→ Instructions to follow
The records that follow must be reproduced in full, exactly as written.

-- Begin Data supplied --

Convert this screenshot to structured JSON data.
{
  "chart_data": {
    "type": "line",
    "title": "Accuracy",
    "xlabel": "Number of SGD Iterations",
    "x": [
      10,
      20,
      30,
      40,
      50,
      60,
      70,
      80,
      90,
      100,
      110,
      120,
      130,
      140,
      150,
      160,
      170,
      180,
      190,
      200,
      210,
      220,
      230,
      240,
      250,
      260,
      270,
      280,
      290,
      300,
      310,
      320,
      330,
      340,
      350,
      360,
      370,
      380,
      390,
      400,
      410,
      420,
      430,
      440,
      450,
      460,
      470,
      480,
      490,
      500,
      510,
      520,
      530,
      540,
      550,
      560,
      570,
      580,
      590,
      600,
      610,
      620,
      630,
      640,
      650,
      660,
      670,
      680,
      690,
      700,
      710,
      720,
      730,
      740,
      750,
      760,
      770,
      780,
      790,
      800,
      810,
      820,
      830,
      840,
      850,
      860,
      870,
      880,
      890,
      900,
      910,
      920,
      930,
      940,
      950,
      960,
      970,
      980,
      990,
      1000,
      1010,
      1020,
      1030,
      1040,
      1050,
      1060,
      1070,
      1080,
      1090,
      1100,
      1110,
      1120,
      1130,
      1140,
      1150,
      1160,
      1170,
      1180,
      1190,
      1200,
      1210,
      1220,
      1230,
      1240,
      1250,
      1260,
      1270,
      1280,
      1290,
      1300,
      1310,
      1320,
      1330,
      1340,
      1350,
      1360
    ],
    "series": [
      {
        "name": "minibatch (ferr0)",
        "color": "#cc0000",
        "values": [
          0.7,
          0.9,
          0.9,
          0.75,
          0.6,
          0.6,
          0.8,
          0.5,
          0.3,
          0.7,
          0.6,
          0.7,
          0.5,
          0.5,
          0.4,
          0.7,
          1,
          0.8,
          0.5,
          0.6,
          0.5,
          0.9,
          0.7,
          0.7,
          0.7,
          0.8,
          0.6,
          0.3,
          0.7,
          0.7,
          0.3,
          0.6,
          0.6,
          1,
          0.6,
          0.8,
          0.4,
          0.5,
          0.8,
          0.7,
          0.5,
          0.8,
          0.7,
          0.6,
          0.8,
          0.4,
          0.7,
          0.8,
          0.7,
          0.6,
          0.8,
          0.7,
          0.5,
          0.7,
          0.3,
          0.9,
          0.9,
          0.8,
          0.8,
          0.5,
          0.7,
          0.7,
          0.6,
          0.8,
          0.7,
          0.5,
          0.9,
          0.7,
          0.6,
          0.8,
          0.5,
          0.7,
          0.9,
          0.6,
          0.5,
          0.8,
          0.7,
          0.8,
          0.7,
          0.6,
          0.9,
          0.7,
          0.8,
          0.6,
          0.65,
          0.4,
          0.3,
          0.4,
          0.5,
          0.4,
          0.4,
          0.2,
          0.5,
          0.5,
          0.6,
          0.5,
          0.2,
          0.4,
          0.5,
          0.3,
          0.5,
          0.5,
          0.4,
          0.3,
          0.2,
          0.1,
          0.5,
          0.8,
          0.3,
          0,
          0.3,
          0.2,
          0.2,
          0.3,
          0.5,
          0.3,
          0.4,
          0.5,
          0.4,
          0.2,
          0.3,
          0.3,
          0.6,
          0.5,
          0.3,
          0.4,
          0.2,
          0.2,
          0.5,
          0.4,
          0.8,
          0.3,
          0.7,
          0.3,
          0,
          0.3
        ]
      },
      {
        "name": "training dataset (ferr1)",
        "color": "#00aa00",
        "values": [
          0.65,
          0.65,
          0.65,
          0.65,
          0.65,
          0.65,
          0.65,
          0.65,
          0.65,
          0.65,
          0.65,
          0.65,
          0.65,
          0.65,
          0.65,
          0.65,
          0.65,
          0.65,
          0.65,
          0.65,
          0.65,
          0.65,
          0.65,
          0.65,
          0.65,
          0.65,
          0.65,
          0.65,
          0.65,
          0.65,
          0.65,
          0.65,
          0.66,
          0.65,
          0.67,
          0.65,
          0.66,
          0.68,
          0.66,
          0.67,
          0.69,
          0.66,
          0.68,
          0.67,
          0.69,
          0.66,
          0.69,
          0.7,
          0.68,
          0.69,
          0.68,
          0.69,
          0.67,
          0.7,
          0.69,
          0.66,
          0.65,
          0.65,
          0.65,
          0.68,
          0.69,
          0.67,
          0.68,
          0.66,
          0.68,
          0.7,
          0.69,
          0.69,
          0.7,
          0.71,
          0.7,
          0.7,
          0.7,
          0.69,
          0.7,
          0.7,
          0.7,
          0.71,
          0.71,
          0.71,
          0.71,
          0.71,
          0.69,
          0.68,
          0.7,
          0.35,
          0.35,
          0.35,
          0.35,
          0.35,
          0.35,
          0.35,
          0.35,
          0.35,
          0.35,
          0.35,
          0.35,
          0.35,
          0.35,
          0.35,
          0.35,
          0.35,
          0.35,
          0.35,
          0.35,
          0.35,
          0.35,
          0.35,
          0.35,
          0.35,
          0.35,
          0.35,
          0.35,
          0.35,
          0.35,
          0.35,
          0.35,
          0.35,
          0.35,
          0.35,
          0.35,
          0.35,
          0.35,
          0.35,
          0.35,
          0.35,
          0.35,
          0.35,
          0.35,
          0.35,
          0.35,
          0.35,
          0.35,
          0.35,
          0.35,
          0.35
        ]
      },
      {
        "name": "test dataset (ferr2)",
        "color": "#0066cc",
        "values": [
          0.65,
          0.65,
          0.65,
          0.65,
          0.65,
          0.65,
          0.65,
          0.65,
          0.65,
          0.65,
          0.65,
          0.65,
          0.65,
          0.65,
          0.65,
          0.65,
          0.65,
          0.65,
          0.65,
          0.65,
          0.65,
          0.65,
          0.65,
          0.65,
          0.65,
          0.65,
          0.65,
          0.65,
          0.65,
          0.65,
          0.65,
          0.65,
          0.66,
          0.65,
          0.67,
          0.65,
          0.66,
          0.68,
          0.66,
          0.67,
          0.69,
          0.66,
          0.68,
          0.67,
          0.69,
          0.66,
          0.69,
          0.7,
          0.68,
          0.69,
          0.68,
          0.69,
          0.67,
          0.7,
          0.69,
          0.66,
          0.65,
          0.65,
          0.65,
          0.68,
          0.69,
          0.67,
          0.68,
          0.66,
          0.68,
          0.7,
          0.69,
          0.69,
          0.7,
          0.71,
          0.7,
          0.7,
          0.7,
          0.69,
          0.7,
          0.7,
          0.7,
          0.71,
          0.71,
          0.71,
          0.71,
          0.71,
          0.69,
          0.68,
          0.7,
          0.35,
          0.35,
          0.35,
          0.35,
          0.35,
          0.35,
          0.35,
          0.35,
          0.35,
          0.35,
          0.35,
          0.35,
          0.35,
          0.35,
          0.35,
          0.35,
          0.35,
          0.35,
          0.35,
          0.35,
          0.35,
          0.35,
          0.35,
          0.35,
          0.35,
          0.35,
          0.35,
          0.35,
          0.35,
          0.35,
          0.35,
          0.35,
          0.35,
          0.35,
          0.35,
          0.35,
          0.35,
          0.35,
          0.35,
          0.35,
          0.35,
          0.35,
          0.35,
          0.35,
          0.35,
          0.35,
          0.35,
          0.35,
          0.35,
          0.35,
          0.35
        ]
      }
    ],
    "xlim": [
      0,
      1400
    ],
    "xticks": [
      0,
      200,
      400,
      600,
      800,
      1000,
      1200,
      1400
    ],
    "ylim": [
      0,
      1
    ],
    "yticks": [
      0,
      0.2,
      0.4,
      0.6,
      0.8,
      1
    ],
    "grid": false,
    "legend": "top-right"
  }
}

-- End Data supplied --

→ Task response
Convert this screenshot to structured JSON data.
{
  "chart_data": {
    "type": "line",
    "title": "Accuracy",
    "xlabel": "Number of SGD Iterations",
    "x": [
      10,
      20,
      30,
      40,
      50,
      60,
      70,
      80,
      90,
      100,
      110,
      120,
      130,
      140,
      150,
      160,
      170,
      180,
      190,
      200,
      210,
      220,
      230,
      240,
      250,
      260,
      270,
      280,
      290,
      300,
      310,
      320,
      330,
      340,
      350,
      360,
      370,
      380,
      390,
      400,
      410,
      420,
      430,
      440,
      450,
      460,
      470,
      480,
      490,
      500,
      510,
      520,
      530,
      540,
      550,
      560,
      570,
      580,
      590,
      600,
      610,
      620,
      630,
      640,
      650,
      660,
      670,
      680,
      690,
      700,
      710,
      720,
      730,
      740,
      750,
      760,
      770,
      780,
      790,
      800,
      810,
      820,
      830,
      840,
      850,
      860,
      870,
      880,
      890,
      900,
      910,
      920,
      930,
      940,
      950,
      960,
      970,
      980,
      990,
      1000,
      1010,
      1020,
      1030,
      1040,
      1050,
      1060,
      1070,
      1080,
      1090,
      1100,
      1110,
      1120,
      1130,
      1140,
      1150,
      1160,
      1170,
      1180,
      1190,
      1200,
      1210,
      1220,
      1230,
      1240,
      1250,
      1260,
      1270,
      1280,
      1290,
      1300,
      1310,
      1320,
      1330,
      1340,
      1350,
      1360
    ],
    "series": [
      {
        "name": "minibatch (ferr0)",
        "color": "#cc0000",
        "values": [
          0.7,
          0.9,
          0.9,
          0.75,
          0.6,
          0.6,
          0.8,
          0.5,
          0.3,
          0.7,
          0.6,
          0.7,
          0.5,
          0.5,
          0.4,
          0.7,
          1,
          0.8,
          0.5,
          0.6,
          0.5,
          0.9,
          0.7,
          0.7,
          0.7,
          0.8,
          0.6,
          0.3,
          0.7,
          0.7,
          0.3,
          0.6,
          0.6,
          1,
          0.6,
          0.8,
          0.4,
          0.5,
          0.8,
          0.7,
          0.5,
          0.8,
          0.7,
          0.6,
          0.8,
          0.4,
          0.7,
          0.8,
          0.7,
          0.6,
          0.8,
          0.7,
          0.5,
          0.7,
          0.3,
          0.9,
          0.9,
          0.8,
          0.8,
          0.5,
          0.7,
          0.7,
          0.6,
          0.8,
          0.7,
          0.5,
          0.9,
          0.7,
          0.6,
          0.8,
          0.5,
          0.7,
          0.9,
          0.6,
          0.5,
          0.8,
          0.7,
          0.8,
          0.7,
          0.6,
          0.9,
          0.7,
          0.8,
          0.6,
          0.65,
          0.4,
          0.3,
          0.4,
          0.5,
          0.4,
          0.4,
          0.2,
          0.5,
          0.5,
          0.6,
          0.5,
          0.2,
          0.4,
          0.5,
          0.3,
          0.5,
          0.5,
          0.4,
          0.3,
          0.2,
          0.1,
          0.5,
          0.8,
          0.3,
          0,
          0.3,
          0.2,
          0.2,
          0.3,
          0.5,
          0.3,
          0.4,
          0.5,
          0.4,
          0.2,
          0.3,
          0.3,
          0.6,
          0.5,
          0.3,
          0.4,
          0.2,
          0.2,
          0.5,
          0.4,
          0.8,
          0.3,
          0.7,
          0.3,
          0,
          0.3
        ]
      },
      {
        "name": "training dataset (ferr1)",
        "color": "#00aa00",
        "values": [
          0.65,
          0.65,
          0.65,
          0.65,
          0.65,
          0.65,
          0.65,
          0.65,
          0.65,
          0.65,
          0.65,
          0.65,
          0.65,
          0.65,
          0.65,
          0.65,
          0.65,
          0.65,
          0.65,
          0.65,
          0.65,
          0.65,
          0.65,
          0.65,
          0.65,
          0.65,
          0.65,
          0.65,
          0.65,
          0.65,
          0.65,
          0.65,
          0.66,
          0.65,
          0.67,
          0.65,
          0.66,
          0.68,
          0.66,
          0.67,
          0.69,
          0.66,
          0.68,
          0.67,
          0.69,
          0.66,
          0.69,
          0.7,
          0.68,
          0.69,
          0.68,
          0.69,
          0.67,
          0.7,
          0.69,
          0.66,
          0.65,
          0.65,
          0.65,
          0.68,
          0.69,
          0.67,
          0.68,
          0.66,
          0.68,
          0.7,
          0.69,
          0.69,
          0.7,
          0.71,
          0.7,
          0.7,
          0.7,
          0.69,
          0.7,
          0.7,
          0.7,
          0.71,
          0.71,
          0.71,
          0.71,
          0.71,
          0.69,
          0.68,
          0.7,
          0.35,
          0.35,
          0.35,
          0.35,
          0.35,
          0.35,
          0.35,
          0.35,
          0.35,
          0.35,
          0.35,
          0.35,
          0.35,
          0.35,
          0.35,
          0.35,
          0.35,
          0.35,
          0.35,
          0.35,
          0.35,
          0.35,
          0.35,
          0.35,
          0.35,
          0.35,
          0.35,
          0.35,
          0.35,
          0.35,
          0.35,
          0.35,
          0.35,
          0.35,
          0.35,
          0.35,
          0.35,
          0.35,
          0.35,
          0.35,
          0.35,
          0.35,
          0.35,
          0.35,
          0.35,
          0.35,
          0.35,
          0.35,
          0.35,
          0.35,
          0.35
        ]
      },
      {
        "name": "test dataset (ferr2)",
        "color": "#0066cc",
        "values": [
          0.65,
          0.65,
          0.65,
          0.65,
          0.65,
          0.65,
          0.65,
          0.65,
          0.65,
          0.65,
          0.65,
          0.65,
          0.65,
          0.65,
          0.65,
          0.65,
          0.65,
          0.65,
          0.65,
          0.65,
          0.65,
          0.65,
          0.65,
          0.65,
          0.65,
          0.65,
          0.65,
          0.65,
          0.65,
          0.65,
          0.65,
          0.65,
          0.66,
          0.65,
          0.67,
          0.65,
          0.66,
          0.68,
          0.66,
          0.67,
          0.69,
          0.66,
          0.68,
          0.67,
          0.69,
          0.66,
          0.69,
          0.7,
          0.68,
          0.69,
          0.68,
          0.69,
          0.67,
          0.7,
          0.69,
          0.66,
          0.65,
          0.65,
          0.65,
          0.68,
          0.69,
          0.67,
          0.68,
          0.66,
          0.68,
          0.7,
          0.69,
          0.69,
          0.7,
          0.71,
          0.7,
          0.7,
          0.7,
          0.69,
          0.7,
          0.7,
          0.7,
          0.71,
          0.71,
          0.71,
          0.71,
          0.71,
          0.69,
          0.68,
          0.7,
          0.35,
          0.35,
          0.35,
          0.35,
          0.35,
          0.35,
          0.35,
          0.35,
          0.35,
          0.35,
          0.35,
          0.35,
          0.35,
          0.35,
          0.35,
          0.35,
          0.35,
          0.35,
          0.35,
          0.35,
          0.35,
          0.35,
          0.35,
          0.35,
          0.35,
          0.35,
          0.35,
          0.35,
          0.35,
          0.35,
          0.35,
          0.35,
          0.35,
          0.35,
          0.35,
          0.35,
          0.35,
          0.35,
          0.35,
          0.35,
          0.35,
          0.35,
          0.35,
          0.35,
          0.35,
          0.35,
          0.35,
          0.35,
          0.35,
          0.35,
          0.35
        ]
      }
    ],
    "xlim": [
      0,
      1400
    ],
    "xticks": [
      0,
      200,
      400,
      600,
      800,
      1000,
      1200,
      1400
    ],
    "ylim": [
      0,
      1
    ],
    "yticks": [
      0,
      0.2,
      0.4,
      0.6,
      0.8,
      1
    ],
    "grid": false,
    "legend": "top-right"
  }
}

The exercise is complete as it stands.